Objective - List each line holding the string "Total".

**** Data shown ****

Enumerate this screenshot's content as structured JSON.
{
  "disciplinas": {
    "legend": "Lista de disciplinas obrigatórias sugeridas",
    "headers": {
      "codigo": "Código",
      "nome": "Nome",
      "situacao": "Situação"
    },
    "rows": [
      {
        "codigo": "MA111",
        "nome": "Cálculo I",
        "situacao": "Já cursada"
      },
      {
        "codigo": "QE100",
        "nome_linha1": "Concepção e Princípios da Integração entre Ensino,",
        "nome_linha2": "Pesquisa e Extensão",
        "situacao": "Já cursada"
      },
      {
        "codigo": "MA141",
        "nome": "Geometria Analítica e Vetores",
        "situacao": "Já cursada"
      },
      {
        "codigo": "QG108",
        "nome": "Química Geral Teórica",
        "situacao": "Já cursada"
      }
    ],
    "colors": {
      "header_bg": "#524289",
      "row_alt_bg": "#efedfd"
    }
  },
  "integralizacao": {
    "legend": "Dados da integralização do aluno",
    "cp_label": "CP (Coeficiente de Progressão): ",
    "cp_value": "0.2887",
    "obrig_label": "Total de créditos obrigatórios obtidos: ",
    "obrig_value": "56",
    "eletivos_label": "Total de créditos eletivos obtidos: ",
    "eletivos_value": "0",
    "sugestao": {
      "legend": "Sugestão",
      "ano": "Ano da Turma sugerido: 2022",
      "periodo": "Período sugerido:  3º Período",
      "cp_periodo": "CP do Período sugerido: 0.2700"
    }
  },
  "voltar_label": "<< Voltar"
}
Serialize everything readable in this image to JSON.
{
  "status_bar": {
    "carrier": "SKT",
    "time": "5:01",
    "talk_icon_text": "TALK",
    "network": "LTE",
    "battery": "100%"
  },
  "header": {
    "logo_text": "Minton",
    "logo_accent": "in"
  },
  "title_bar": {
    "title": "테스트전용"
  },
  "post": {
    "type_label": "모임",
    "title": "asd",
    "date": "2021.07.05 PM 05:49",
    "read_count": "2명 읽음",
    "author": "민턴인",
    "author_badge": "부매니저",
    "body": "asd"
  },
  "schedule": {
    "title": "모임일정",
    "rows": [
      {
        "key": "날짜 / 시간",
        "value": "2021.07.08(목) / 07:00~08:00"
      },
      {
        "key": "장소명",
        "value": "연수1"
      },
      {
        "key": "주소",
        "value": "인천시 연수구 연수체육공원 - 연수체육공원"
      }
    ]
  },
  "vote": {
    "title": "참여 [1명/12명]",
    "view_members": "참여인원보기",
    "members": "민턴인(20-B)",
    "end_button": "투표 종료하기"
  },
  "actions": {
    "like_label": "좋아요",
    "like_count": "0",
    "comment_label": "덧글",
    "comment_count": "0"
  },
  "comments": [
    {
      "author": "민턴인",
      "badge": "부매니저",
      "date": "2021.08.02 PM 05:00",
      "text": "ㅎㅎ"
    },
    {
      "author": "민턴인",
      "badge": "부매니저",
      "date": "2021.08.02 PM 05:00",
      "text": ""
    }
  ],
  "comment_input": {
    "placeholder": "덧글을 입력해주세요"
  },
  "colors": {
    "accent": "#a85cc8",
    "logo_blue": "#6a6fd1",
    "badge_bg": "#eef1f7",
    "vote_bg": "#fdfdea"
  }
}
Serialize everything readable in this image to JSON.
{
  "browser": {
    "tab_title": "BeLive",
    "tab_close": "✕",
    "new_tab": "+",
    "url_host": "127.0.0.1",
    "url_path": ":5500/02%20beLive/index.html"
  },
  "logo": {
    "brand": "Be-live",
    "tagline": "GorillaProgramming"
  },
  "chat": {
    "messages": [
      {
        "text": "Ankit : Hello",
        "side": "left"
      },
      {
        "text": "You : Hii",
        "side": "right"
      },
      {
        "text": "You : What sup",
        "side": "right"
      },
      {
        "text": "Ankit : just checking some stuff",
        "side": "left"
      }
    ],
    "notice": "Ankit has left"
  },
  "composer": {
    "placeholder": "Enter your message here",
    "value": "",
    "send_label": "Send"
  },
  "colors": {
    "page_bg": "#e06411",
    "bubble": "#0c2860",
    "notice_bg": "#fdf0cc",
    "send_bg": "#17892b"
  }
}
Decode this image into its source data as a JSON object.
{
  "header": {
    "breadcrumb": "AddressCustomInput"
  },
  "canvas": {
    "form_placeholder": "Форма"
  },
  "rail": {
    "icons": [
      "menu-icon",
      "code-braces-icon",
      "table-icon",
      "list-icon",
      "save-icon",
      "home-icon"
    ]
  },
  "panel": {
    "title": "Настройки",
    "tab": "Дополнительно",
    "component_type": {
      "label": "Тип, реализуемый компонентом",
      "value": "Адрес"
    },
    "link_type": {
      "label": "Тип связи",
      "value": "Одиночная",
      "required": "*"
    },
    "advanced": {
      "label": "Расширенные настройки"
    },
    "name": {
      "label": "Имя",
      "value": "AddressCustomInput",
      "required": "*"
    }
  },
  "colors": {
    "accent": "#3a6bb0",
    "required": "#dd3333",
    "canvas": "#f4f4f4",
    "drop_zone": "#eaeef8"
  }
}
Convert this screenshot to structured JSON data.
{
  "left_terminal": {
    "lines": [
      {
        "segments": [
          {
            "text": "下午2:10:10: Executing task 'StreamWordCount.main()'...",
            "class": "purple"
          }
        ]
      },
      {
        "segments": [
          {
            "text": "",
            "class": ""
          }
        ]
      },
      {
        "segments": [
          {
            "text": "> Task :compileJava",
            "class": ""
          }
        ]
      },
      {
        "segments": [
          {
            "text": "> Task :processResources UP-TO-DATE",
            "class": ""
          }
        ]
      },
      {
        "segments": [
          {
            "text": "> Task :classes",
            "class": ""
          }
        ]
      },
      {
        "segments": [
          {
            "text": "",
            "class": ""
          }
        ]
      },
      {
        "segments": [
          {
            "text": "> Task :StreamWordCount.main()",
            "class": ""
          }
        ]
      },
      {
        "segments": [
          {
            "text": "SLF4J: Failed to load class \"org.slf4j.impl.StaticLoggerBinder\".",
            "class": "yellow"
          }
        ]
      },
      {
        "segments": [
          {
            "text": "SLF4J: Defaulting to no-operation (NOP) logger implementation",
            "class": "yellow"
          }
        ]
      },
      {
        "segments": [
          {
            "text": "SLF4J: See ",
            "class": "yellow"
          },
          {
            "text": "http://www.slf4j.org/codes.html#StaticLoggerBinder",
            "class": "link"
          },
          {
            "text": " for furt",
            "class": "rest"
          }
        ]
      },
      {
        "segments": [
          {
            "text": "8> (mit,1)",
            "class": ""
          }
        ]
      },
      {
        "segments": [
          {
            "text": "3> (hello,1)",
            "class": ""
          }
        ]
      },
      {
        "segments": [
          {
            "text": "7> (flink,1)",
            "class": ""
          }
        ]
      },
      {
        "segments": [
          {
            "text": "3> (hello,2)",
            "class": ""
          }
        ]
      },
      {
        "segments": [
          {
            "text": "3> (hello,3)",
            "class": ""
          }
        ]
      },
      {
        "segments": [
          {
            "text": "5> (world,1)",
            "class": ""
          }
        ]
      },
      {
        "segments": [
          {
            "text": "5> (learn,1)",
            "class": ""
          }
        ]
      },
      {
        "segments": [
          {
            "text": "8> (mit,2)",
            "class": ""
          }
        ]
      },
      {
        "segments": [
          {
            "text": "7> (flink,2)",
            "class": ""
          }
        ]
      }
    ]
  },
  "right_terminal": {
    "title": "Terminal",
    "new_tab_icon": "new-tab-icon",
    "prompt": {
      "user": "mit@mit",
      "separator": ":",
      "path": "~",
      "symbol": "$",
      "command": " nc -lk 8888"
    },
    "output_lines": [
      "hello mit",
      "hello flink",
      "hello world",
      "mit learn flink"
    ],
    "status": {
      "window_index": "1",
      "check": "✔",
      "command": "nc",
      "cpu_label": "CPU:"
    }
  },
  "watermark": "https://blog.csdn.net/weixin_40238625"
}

****

Response to this task -
    "obrig_label": "Total de créditos obrigatórios obtidos: ",
    "eletivos_label": "Total de créditos eletivos obtidos: ",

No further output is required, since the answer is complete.